··· Task inputs

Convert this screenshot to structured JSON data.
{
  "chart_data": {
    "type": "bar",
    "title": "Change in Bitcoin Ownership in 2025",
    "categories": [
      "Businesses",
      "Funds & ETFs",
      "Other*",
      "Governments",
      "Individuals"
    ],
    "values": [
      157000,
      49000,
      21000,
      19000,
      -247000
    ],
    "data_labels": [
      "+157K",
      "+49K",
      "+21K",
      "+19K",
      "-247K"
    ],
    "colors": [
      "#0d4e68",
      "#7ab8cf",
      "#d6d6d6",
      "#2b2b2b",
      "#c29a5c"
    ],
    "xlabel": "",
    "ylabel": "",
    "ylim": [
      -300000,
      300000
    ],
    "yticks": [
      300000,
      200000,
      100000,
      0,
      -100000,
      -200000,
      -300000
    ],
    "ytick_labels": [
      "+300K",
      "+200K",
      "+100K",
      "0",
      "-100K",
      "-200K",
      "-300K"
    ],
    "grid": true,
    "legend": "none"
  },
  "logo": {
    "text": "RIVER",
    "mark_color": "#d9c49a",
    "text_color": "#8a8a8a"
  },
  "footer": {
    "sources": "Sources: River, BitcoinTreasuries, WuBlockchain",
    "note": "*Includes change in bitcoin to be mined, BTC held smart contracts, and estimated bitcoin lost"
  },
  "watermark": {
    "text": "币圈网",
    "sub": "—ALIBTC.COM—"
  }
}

······
··· Task inputs

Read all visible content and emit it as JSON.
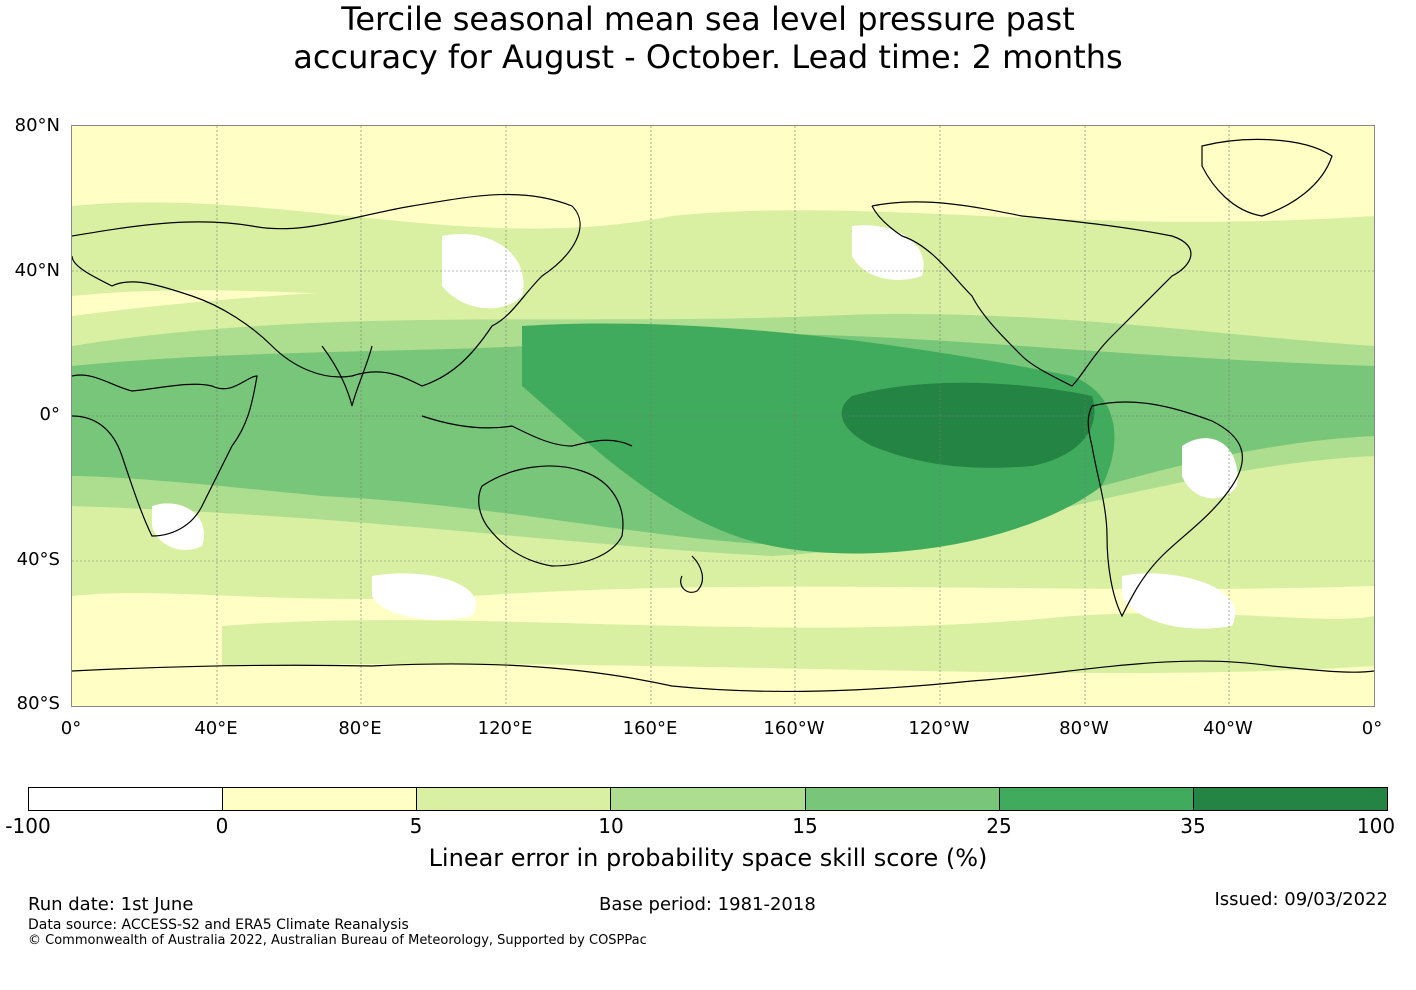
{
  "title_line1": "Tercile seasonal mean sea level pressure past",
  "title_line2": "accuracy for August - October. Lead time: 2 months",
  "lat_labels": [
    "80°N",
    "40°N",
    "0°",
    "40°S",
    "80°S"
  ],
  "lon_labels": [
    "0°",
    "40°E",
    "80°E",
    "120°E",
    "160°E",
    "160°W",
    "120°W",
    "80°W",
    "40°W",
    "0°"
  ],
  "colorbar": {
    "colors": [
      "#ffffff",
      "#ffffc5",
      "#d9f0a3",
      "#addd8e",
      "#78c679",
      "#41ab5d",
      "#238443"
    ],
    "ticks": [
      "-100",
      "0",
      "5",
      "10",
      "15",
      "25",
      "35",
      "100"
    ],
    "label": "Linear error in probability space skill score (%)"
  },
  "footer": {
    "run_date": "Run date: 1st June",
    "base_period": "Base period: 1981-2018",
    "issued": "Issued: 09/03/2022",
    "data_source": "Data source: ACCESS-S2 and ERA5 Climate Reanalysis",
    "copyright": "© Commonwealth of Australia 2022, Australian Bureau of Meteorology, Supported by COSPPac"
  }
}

······

> _Task instructions_
How many lines in the records above contain the word "JSON"? Give only the number.

> _The result_
2